Copy out the data below line for line, without changing anything, and leave the pictures out of your answer.

** start **

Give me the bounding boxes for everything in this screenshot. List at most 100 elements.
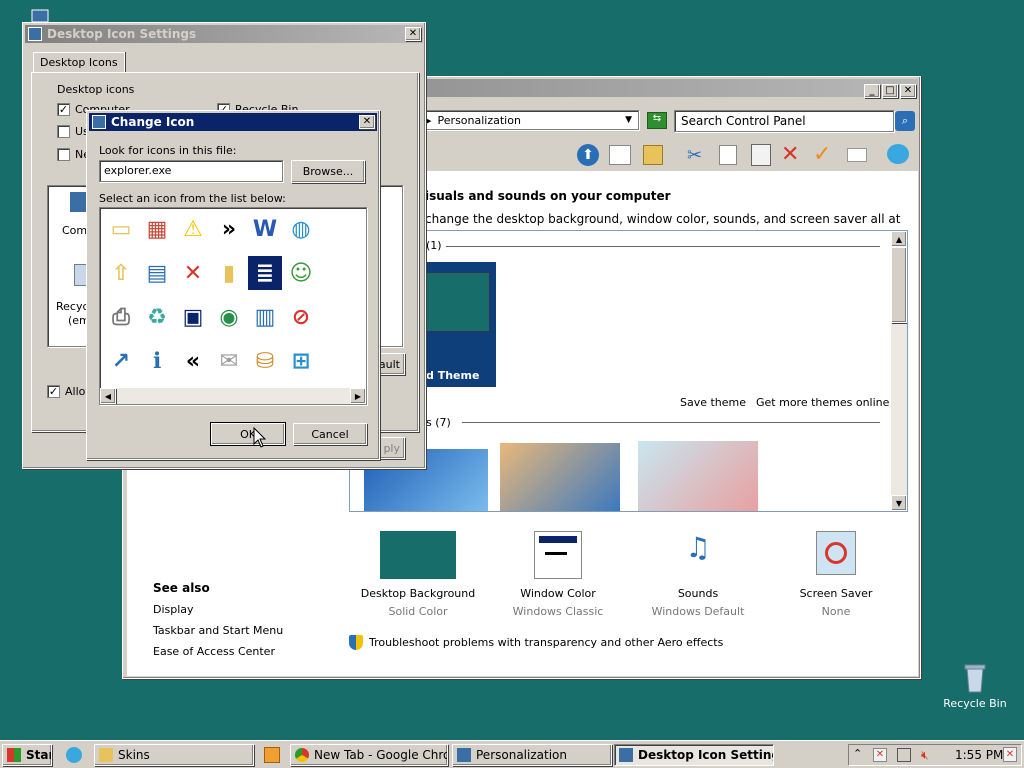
close-button[interactable]: ✕	[405, 27, 421, 41]
world-icon[interactable]: ◉	[212, 300, 246, 334]
printer-icon[interactable]: ⎙	[104, 300, 138, 334]
ie-quicklaunch-icon[interactable]	[66, 747, 82, 763]
icon-grid: ▭ ▦ ⚠» W ◍ ⇧ ▤ ✕ ▮ ≣ ☺ ⎙ ♻ ▣ ◉ ▥ ⊘ ↗ ℹ «✉ ⛁ ⊞	[102, 210, 364, 386]
task-chrome[interactable]: New Tab - Google Chrome	[290, 744, 448, 766]
start-label: Start	[26, 748, 51, 762]
file-input[interactable]: explorer.exe	[99, 160, 283, 182]
section-divider	[462, 422, 880, 423]
ok-button[interactable]: OK	[210, 422, 286, 446]
close-button[interactable]: ✕	[359, 115, 375, 129]
troubleshoot-link[interactable]: Troubleshoot problems with transparency …	[349, 635, 723, 650]
users-icon[interactable]: ☺	[284, 256, 318, 290]
unsaved-theme-tile[interactable]: d Theme	[426, 262, 496, 387]
see-also-ease-of-access[interactable]: Ease of Access Center	[153, 645, 275, 658]
action-center-icon[interactable]: ✕	[873, 748, 887, 762]
show-desktop-icon[interactable]: ✕	[1003, 747, 1017, 762]
see-also-display[interactable]: Display	[153, 603, 194, 616]
back-arrows-icon[interactable]: «	[176, 344, 210, 378]
clock[interactable]: 1:55 PM	[955, 748, 1003, 762]
save-theme-link[interactable]: Save theme	[680, 396, 746, 409]
window-color-item[interactable]: Window Color Windows Classic	[499, 531, 617, 621]
desktop-background-swatch	[380, 531, 456, 579]
warning-icon[interactable]: ⚠	[176, 212, 210, 246]
views-icon[interactable]	[643, 145, 663, 165]
tray-expand-icon[interactable]: ⌃	[853, 747, 862, 760]
window-icon	[92, 115, 106, 129]
forward-arrows-icon[interactable]: »	[212, 212, 246, 246]
screen-saver-item[interactable]: Screen Saver None	[777, 531, 895, 621]
globe-icon[interactable]: ◍	[284, 212, 318, 246]
task-personalization-label: Personalization	[476, 748, 567, 762]
sounds-item[interactable]: ♫ Sounds Windows Default	[639, 531, 757, 621]
shortcut-icon[interactable]: ↗	[104, 344, 138, 378]
task-skins[interactable]: Skins	[94, 744, 254, 766]
refresh-icon[interactable]: ⇆	[647, 112, 667, 129]
info-icon[interactable]: ℹ	[140, 344, 174, 378]
horizontal-scrollbar[interactable]: ◀ ▶	[100, 388, 366, 404]
basket-icon[interactable]: ⛁	[248, 344, 282, 378]
shell-icon[interactable]	[887, 144, 909, 164]
folders-icon[interactable]	[609, 145, 631, 165]
computer-icon[interactable]: ▣	[176, 300, 210, 334]
folders-icon[interactable]: ▮	[212, 256, 246, 290]
network-computers-icon[interactable]: ▥	[248, 300, 282, 334]
desktop-icon-settings-title: Desktop Icon Settings	[47, 27, 197, 41]
windows-logo-icon[interactable]: ⊞	[284, 344, 318, 378]
start-button[interactable]: Start	[2, 744, 52, 766]
network-checkbox[interactable]	[57, 148, 70, 161]
shield-icon	[349, 635, 363, 650]
recycle-bin-icon	[964, 664, 986, 693]
scroll-down-button[interactable]: ▼	[891, 495, 907, 511]
scroll-thumb[interactable]	[891, 247, 907, 323]
browse-button[interactable]: Browse...	[291, 160, 365, 183]
computer-checkbox[interactable]: ✓	[57, 103, 70, 116]
themes-list[interactable]: (1) d Theme Save theme Get more themes o…	[349, 230, 908, 512]
word-document-icon[interactable]: W	[248, 212, 282, 246]
close-button[interactable]: ✕	[900, 84, 916, 98]
users-checkbox[interactable]	[57, 125, 70, 138]
search-icon[interactable]: ⌕	[895, 111, 915, 131]
properties-icon[interactable]: ✓	[813, 142, 831, 167]
system-tray: ⌃ ✕ 🔇︎ 1:55 PM ✕	[848, 744, 1022, 766]
address-bar[interactable]: ▸ Personalization ▼	[421, 110, 639, 130]
paste-icon[interactable]	[751, 144, 771, 166]
search-input[interactable]: Search Control Panel	[674, 110, 894, 132]
minimize-button[interactable]: _	[864, 84, 880, 98]
document-list-icon[interactable]: ≣	[247, 255, 283, 291]
copy-icon[interactable]	[719, 145, 737, 165]
cut-icon[interactable]: ✂	[687, 145, 702, 166]
error-icon[interactable]: ✕	[176, 256, 210, 290]
cancel-button[interactable]: Cancel	[293, 423, 367, 445]
up-icon[interactable]: ⬆	[577, 144, 599, 166]
volume-icon[interactable]: 🔇︎	[921, 748, 929, 763]
theme-nature[interactable]	[638, 441, 758, 511]
see-also-taskbar[interactable]: Taskbar and Start Menu	[153, 624, 283, 637]
desktop-recycle-bin[interactable]: Recycle Bin	[940, 662, 1010, 714]
theme-architecture[interactable]	[500, 443, 620, 511]
delete-icon[interactable]: ✕	[781, 142, 799, 167]
control-panel-icon[interactable]: ▤	[140, 256, 174, 290]
maximize-button[interactable]: □	[882, 84, 898, 98]
chevron-down-icon[interactable]: ▼	[625, 115, 632, 125]
printer-help-icon[interactable]: ▦	[140, 212, 174, 246]
folder-up-icon[interactable]: ⇧	[104, 256, 138, 290]
desktop-background-item[interactable]: Desktop Background Solid Color	[359, 531, 477, 621]
tab-desktop-icons[interactable]: Desktop Icons	[33, 52, 125, 73]
mail-icon[interactable]	[847, 148, 867, 162]
task-personalization[interactable]: Personalization	[452, 744, 612, 766]
scroll-left-button[interactable]: ◀	[100, 388, 116, 404]
task-desktop-icon-settings[interactable]: Desktop Icon Settings	[614, 744, 774, 766]
icon-list[interactable]: ▭ ▦ ⚠» W ◍ ⇧ ▤ ✕ ▮ ≣ ☺ ⎙ ♻ ▣ ◉ ▥ ⊘ ↗ ℹ «✉ ⛁ ⊞ ◀ ▶	[99, 207, 367, 405]
media-quicklaunch-icon[interactable]	[264, 747, 280, 763]
folder-open-icon[interactable]: ▭	[104, 212, 138, 246]
scroll-right-button[interactable]: ▶	[350, 388, 366, 404]
allow-themes-checkbox[interactable]: ✓	[47, 385, 60, 398]
mail-icon[interactable]: ✉	[212, 344, 246, 378]
network-icon[interactable]	[897, 748, 911, 762]
recycle-icon[interactable]: ♻	[140, 300, 174, 334]
scroll-up-button[interactable]: ▲	[891, 231, 907, 247]
themes-scrollbar[interactable]: ▲ ▼	[891, 231, 907, 511]
blocked-document-icon[interactable]: ⊘	[284, 300, 318, 334]
more-themes-link[interactable]: Get more themes online	[756, 396, 889, 409]
my-themes-count: (1)	[426, 239, 442, 252]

** end **

■ Result of the task
Give me the bounding boxes for everything in this screenshot. List at most 100 elements.
close-button[interactable]: ✕	[405, 27, 421, 41]
world-icon[interactable]: ◉	[212, 300, 246, 334]
printer-icon[interactable]: ⎙	[104, 300, 138, 334]
ie-quicklaunch-icon[interactable]	[66, 747, 82, 763]
icon-grid: ▭ ▦ ⚠» W ◍ ⇧ ▤ ✕ ▮ ≣ ☺ ⎙ ♻ ▣ ◉ ▥ ⊘ ↗ ℹ «✉ ⛁ ⊞	[102, 210, 364, 386]
task-chrome[interactable]: New Tab - Google Chrome	[290, 744, 448, 766]
start-label: Start	[26, 748, 51, 762]
file-input[interactable]: explorer.exe	[99, 160, 283, 182]
section-divider	[462, 422, 880, 423]
ok-button[interactable]: OK	[210, 422, 286, 446]
close-button[interactable]: ✕	[359, 115, 375, 129]
troubleshoot-link[interactable]: Troubleshoot problems with transparency …	[349, 635, 723, 650]
users-icon[interactable]: ☺	[284, 256, 318, 290]
unsaved-theme-tile[interactable]: d Theme	[426, 262, 496, 387]
see-also-ease-of-access[interactable]: Ease of Access Center	[153, 645, 275, 658]
action-center-icon[interactable]: ✕	[873, 748, 887, 762]
show-desktop-icon[interactable]: ✕	[1003, 747, 1017, 762]
see-also-display[interactable]: Display	[153, 603, 194, 616]
back-arrows-icon[interactable]: «	[176, 344, 210, 378]
clock[interactable]: 1:55 PM	[955, 748, 1003, 762]
save-theme-link[interactable]: Save theme	[680, 396, 746, 409]
window-color-item[interactable]: Window Color Windows Classic	[499, 531, 617, 621]
desktop-background-swatch	[380, 531, 456, 579]
warning-icon[interactable]: ⚠	[176, 212, 210, 246]
views-icon[interactable]	[643, 145, 663, 165]
tray-expand-icon[interactable]: ⌃	[853, 747, 862, 760]
window-icon	[92, 115, 106, 129]
forward-arrows-icon[interactable]: »	[212, 212, 246, 246]
screen-saver-item[interactable]: Screen Saver None	[777, 531, 895, 621]
globe-icon[interactable]: ◍	[284, 212, 318, 246]
task-personalization-label: Personalization	[476, 748, 567, 762]
sounds-item[interactable]: ♫ Sounds Windows Default	[639, 531, 757, 621]
shortcut-icon[interactable]: ↗	[104, 344, 138, 378]
task-skins[interactable]: Skins	[94, 744, 254, 766]
refresh-icon[interactable]: ⇆	[647, 112, 667, 129]
info-icon[interactable]: ℹ	[140, 344, 174, 378]
horizontal-scrollbar[interactable]: ◀ ▶	[100, 388, 366, 404]
basket-icon[interactable]: ⛁	[248, 344, 282, 378]
shell-icon[interactable]	[887, 144, 909, 164]
folders-icon[interactable]	[609, 145, 631, 165]
computer-icon[interactable]: ▣	[176, 300, 210, 334]
folders-icon[interactable]: ▮	[212, 256, 246, 290]
network-computers-icon[interactable]: ▥	[248, 300, 282, 334]
desktop-icon-settings-title: Desktop Icon Settings	[47, 27, 197, 41]
windows-logo-icon[interactable]: ⊞	[284, 344, 318, 378]
start-button[interactable]: Start	[2, 744, 52, 766]
network-checkbox[interactable]	[57, 148, 70, 161]
shield-icon	[349, 635, 363, 650]
recycle-bin-icon	[964, 664, 986, 693]
scroll-down-button[interactable]: ▼	[891, 495, 907, 511]
scroll-thumb[interactable]	[891, 247, 907, 323]
browse-button[interactable]: Browse...	[291, 160, 365, 183]
computer-checkbox[interactable]: ✓	[57, 103, 70, 116]
themes-list[interactable]: (1) d Theme Save theme Get more themes o…	[349, 230, 908, 512]
word-document-icon[interactable]: W	[248, 212, 282, 246]
close-button[interactable]: ✕	[900, 84, 916, 98]
users-checkbox[interactable]	[57, 125, 70, 138]
search-icon[interactable]: ⌕	[895, 111, 915, 131]
properties-icon[interactable]: ✓	[813, 142, 831, 167]
system-tray: ⌃ ✕ 🔇︎ 1:55 PM ✕	[848, 744, 1022, 766]
address-bar[interactable]: ▸ Personalization ▼	[421, 110, 639, 130]
paste-icon[interactable]	[751, 144, 771, 166]
search-input[interactable]: Search Control Panel	[674, 110, 894, 132]
minimize-button[interactable]: _	[864, 84, 880, 98]
document-list-icon[interactable]: ≣	[247, 255, 283, 291]
copy-icon[interactable]	[719, 145, 737, 165]
cut-icon[interactable]: ✂	[687, 145, 702, 166]
error-icon[interactable]: ✕	[176, 256, 210, 290]
cancel-button[interactable]: Cancel	[293, 423, 367, 445]
up-icon[interactable]: ⬆	[577, 144, 599, 166]
volume-icon[interactable]: 🔇︎	[921, 748, 929, 763]
theme-nature[interactable]	[638, 441, 758, 511]
see-also-taskbar[interactable]: Taskbar and Start Menu	[153, 624, 283, 637]
desktop-recycle-bin[interactable]: Recycle Bin	[940, 662, 1010, 714]
theme-architecture[interactable]	[500, 443, 620, 511]
delete-icon[interactable]: ✕	[781, 142, 799, 167]
control-panel-icon[interactable]: ▤	[140, 256, 174, 290]
maximize-button[interactable]: □	[882, 84, 898, 98]
chevron-down-icon[interactable]: ▼	[625, 115, 632, 125]
printer-help-icon[interactable]: ▦	[140, 212, 174, 246]
folder-up-icon[interactable]: ⇧	[104, 256, 138, 290]
desktop-background-item[interactable]: Desktop Background Solid Color	[359, 531, 477, 621]
tab-desktop-icons[interactable]: Desktop Icons	[33, 52, 125, 73]
mail-icon[interactable]	[847, 148, 867, 162]
task-personalization[interactable]: Personalization	[452, 744, 612, 766]
scroll-left-button[interactable]: ◀	[100, 388, 116, 404]
task-desktop-icon-settings[interactable]: Desktop Icon Settings	[614, 744, 774, 766]
icon-list[interactable]: ▭ ▦ ⚠» W ◍ ⇧ ▤ ✕ ▮ ≣ ☺ ⎙ ♻ ▣ ◉ ▥ ⊘ ↗ ℹ «✉ ⛁ ⊞ ◀ ▶	[99, 207, 367, 405]
media-quicklaunch-icon[interactable]	[264, 747, 280, 763]
folder-open-icon[interactable]: ▭	[104, 212, 138, 246]
scroll-right-button[interactable]: ▶	[350, 388, 366, 404]
allow-themes-checkbox[interactable]: ✓	[47, 385, 60, 398]
mail-icon[interactable]: ✉	[212, 344, 246, 378]
network-icon[interactable]	[897, 748, 911, 762]
recycle-icon[interactable]: ♻	[140, 300, 174, 334]
scroll-up-button[interactable]: ▲	[891, 231, 907, 247]
themes-scrollbar[interactable]: ▲ ▼	[891, 231, 907, 511]
blocked-document-icon[interactable]: ⊘	[284, 300, 318, 334]
more-themes-link[interactable]: Get more themes online	[756, 396, 889, 409]
my-themes-count: (1)	[426, 239, 442, 252]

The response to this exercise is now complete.